* BEGIN Information given *

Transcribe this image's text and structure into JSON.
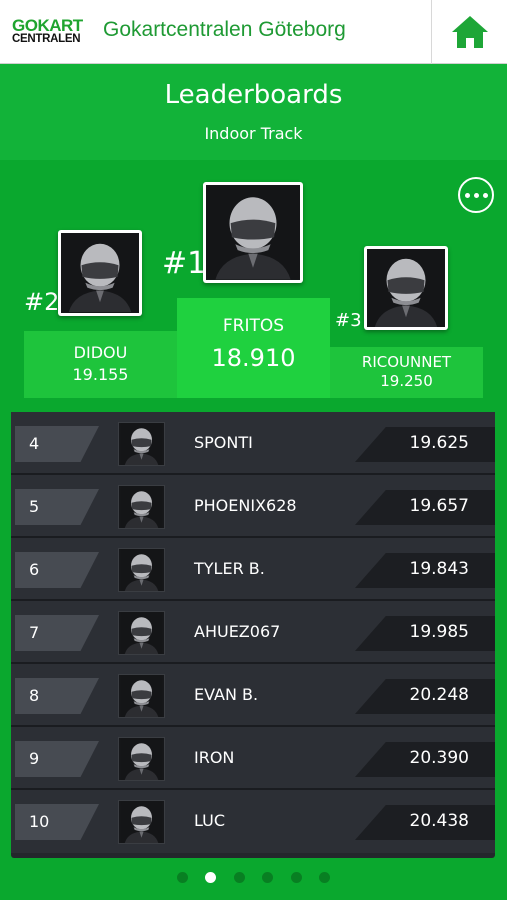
{
  "app": {
    "logo_line1": "GOKART",
    "logo_line2": "CENTRALEN",
    "title": "Gokartcentralen Göteborg",
    "home_icon": "home-icon",
    "accent_color": "#0aa82e"
  },
  "leaderboard": {
    "title": "Leaderboards",
    "subtitle": "Indoor Track",
    "more_icon": "more-options-icon"
  },
  "podium": {
    "first": {
      "rank": "#1",
      "name": "FRITOS",
      "time": "18.910"
    },
    "second": {
      "rank": "#2",
      "name": "DIDOU",
      "time": "19.155"
    },
    "third": {
      "rank": "#3",
      "name": "RICOUNNET",
      "time": "19.250"
    }
  },
  "rows": [
    {
      "pos": "4",
      "name": "SPONTI",
      "time": "19.625"
    },
    {
      "pos": "5",
      "name": "PHOENIX628",
      "time": "19.657"
    },
    {
      "pos": "6",
      "name": "TYLER B.",
      "time": "19.843"
    },
    {
      "pos": "7",
      "name": "AHUEZ067",
      "time": "19.985"
    },
    {
      "pos": "8",
      "name": "EVAN B.",
      "time": "20.248"
    },
    {
      "pos": "9",
      "name": "IRON",
      "time": "20.390"
    },
    {
      "pos": "10",
      "name": "LUC",
      "time": "20.438"
    }
  ],
  "pager": {
    "count": 6,
    "active_index": 1
  }
}
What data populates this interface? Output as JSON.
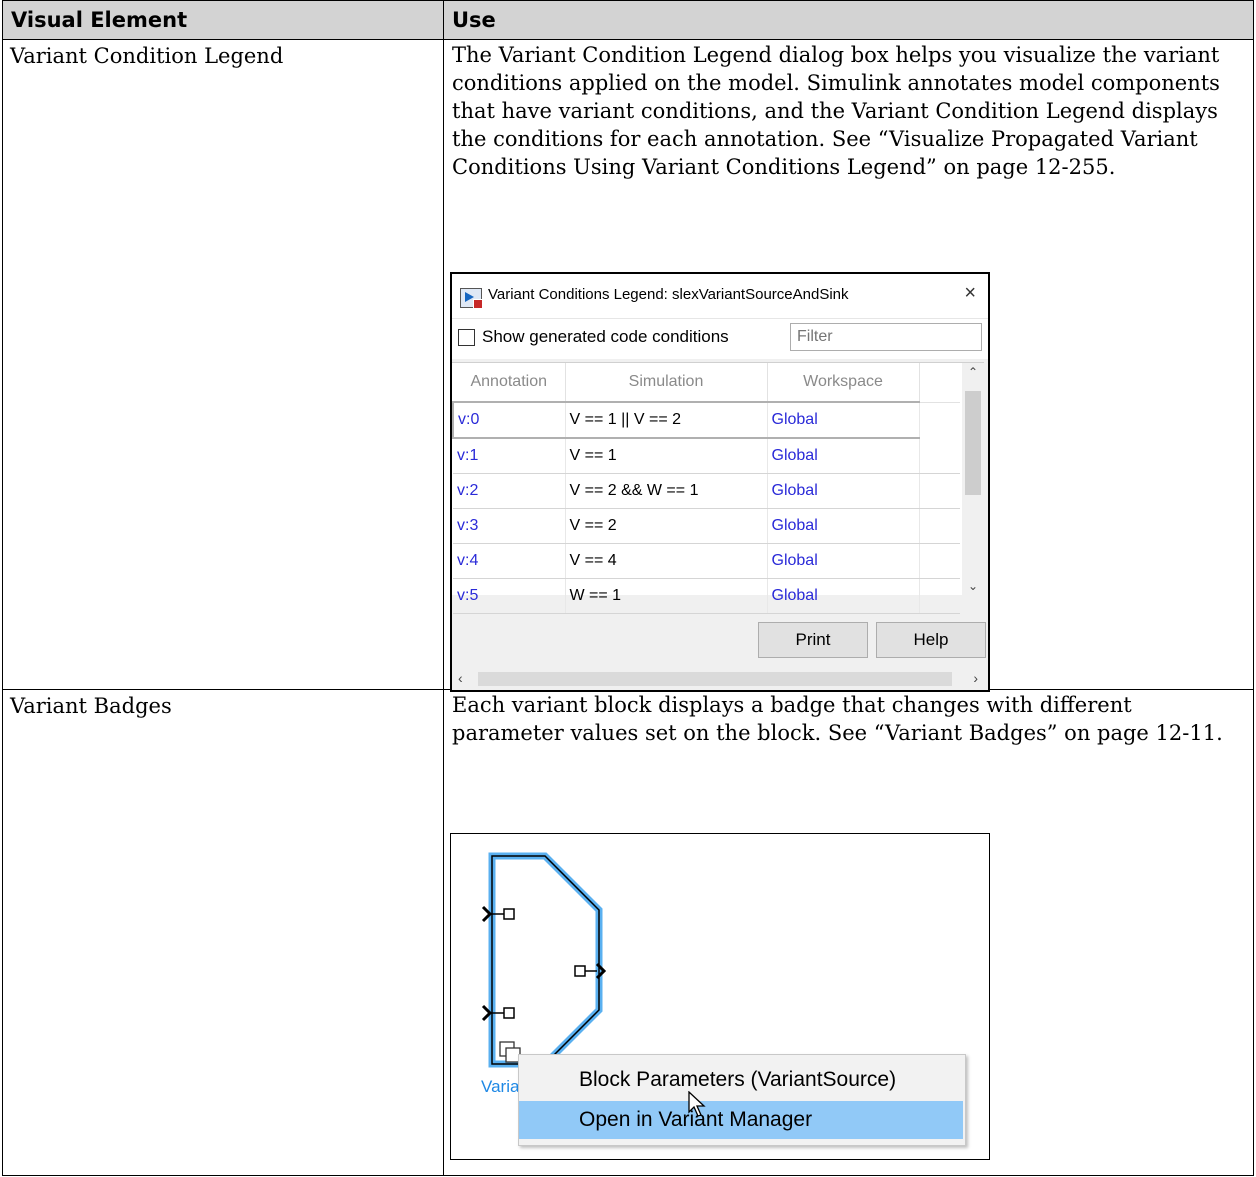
{
  "table": {
    "headers": [
      "Visual Element",
      "Use"
    ],
    "rows": [
      {
        "element": "Variant Condition Legend",
        "use": "The Variant Condition Legend dialog box helps you visualize the variant conditions applied on the model. Simulink annotates model components that have variant conditions, and the Variant Condition Legend displays the conditions for each annotation. See “Visualize Propagated Variant Conditions Using Variant Conditions Legend” on page 12-255."
      },
      {
        "element": "Variant Badges",
        "use": "Each variant block displays a badge that changes with different parameter values set on the block. See “Variant Badges” on page 12-11."
      }
    ]
  },
  "legend_dialog": {
    "title": "Variant Conditions Legend: slexVariantSourceAndSink",
    "close_symbol": "×",
    "checkbox_label": "Show generated code conditions",
    "checkbox_checked": false,
    "filter_placeholder": "Filter",
    "columns": [
      "Annotation",
      "Simulation",
      "Workspace"
    ],
    "rows": [
      {
        "annotation": "v:0",
        "simulation": "V == 1 || V == 2",
        "workspace": "Global"
      },
      {
        "annotation": "v:1",
        "simulation": "V == 1",
        "workspace": "Global"
      },
      {
        "annotation": "v:2",
        "simulation": "V == 2 && W == 1",
        "workspace": "Global"
      },
      {
        "annotation": "v:3",
        "simulation": "V == 2",
        "workspace": "Global"
      },
      {
        "annotation": "v:4",
        "simulation": "V == 4",
        "workspace": "Global"
      },
      {
        "annotation": "v:5",
        "simulation": "W == 1",
        "workspace": "Global"
      }
    ],
    "print_label": "Print",
    "help_label": "Help",
    "link_color": "#2a2ad8"
  },
  "badge_panel": {
    "block_label": "Varia",
    "block_color": "#5ab0f0",
    "menu_items": [
      "Block Parameters (VariantSource)",
      "Open in Variant Manager"
    ],
    "highlight_color": "#91c9f7"
  }
}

* END Information given *

### Short task
Retype all the records shown above, character for character. Omit every picture.

### Task output
Transcribe this image's text and structure into JSON.
{
  "app": {
    "logo_line1": "GOKART",
    "logo_line2": "CENTRALEN",
    "title": "Gokartcentralen Göteborg",
    "home_icon": "home-icon",
    "accent_color": "#0aa82e"
  },
  "leaderboard": {
    "title": "Leaderboards",
    "subtitle": "Indoor Track",
    "more_icon": "more-options-icon"
  },
  "podium": {
    "first": {
      "rank": "#1",
      "name": "FRITOS",
      "time": "18.910"
    },
    "second": {
      "rank": "#2",
      "name": "DIDOU",
      "time": "19.155"
    },
    "third": {
      "rank": "#3",
      "name": "RICOUNNET",
      "time": "19.250"
    }
  },
  "rows": [
    {
      "pos": "4",
      "name": "SPONTI",
      "time": "19.625"
    },
    {
      "pos": "5",
      "name": "PHOENIX628",
      "time": "19.657"
    },
    {
      "pos": "6",
      "name": "TYLER B.",
      "time": "19.843"
    },
    {
      "pos": "7",
      "name": "AHUEZ067",
      "time": "19.985"
    },
    {
      "pos": "8",
      "name": "EVAN B.",
      "time": "20.248"
    },
    {
      "pos": "9",
      "name": "IRON",
      "time": "20.390"
    },
    {
      "pos": "10",
      "name": "LUC",
      "time": "20.438"
    }
  ],
  "pager": {
    "count": 6,
    "active_index": 1
  }
}
What data populates this interface? Output as JSON.
{
  "table": {
    "headers": [
      "Visual Element",
      "Use"
    ],
    "rows": [
      {
        "element": "Variant Condition Legend",
        "use": "The Variant Condition Legend dialog box helps you visualize the variant conditions applied on the model. Simulink annotates model components that have variant conditions, and the Variant Condition Legend displays the conditions for each annotation. See “Visualize Propagated Variant Conditions Using Variant Conditions Legend” on page 12-255."
      },
      {
        "element": "Variant Badges",
        "use": "Each variant block displays a badge that changes with different parameter values set on the block. See “Variant Badges” on page 12-11."
      }
    ]
  },
  "legend_dialog": {
    "title": "Variant Conditions Legend: slexVariantSourceAndSink",
    "close_symbol": "×",
    "checkbox_label": "Show generated code conditions",
    "checkbox_checked": false,
    "filter_placeholder": "Filter",
    "columns": [
      "Annotation",
      "Simulation",
      "Workspace"
    ],
    "rows": [
      {
        "annotation": "v:0",
        "simulation": "V == 1 || V == 2",
        "workspace": "Global"
      },
      {
        "annotation": "v:1",
        "simulation": "V == 1",
        "workspace": "Global"
      },
      {
        "annotation": "v:2",
        "simulation": "V == 2 && W == 1",
        "workspace": "Global"
      },
      {
        "annotation": "v:3",
        "simulation": "V == 2",
        "workspace": "Global"
      },
      {
        "annotation": "v:4",
        "simulation": "V == 4",
        "workspace": "Global"
      },
      {
        "annotation": "v:5",
        "simulation": "W == 1",
        "workspace": "Global"
      }
    ],
    "print_label": "Print",
    "help_label": "Help",
    "link_color": "#2a2ad8"
  },
  "badge_panel": {
    "block_label": "Varia",
    "block_color": "#5ab0f0",
    "menu_items": [
      "Block Parameters (VariantSource)",
      "Open in Variant Manager"
    ],
    "highlight_color": "#91c9f7"
  }
}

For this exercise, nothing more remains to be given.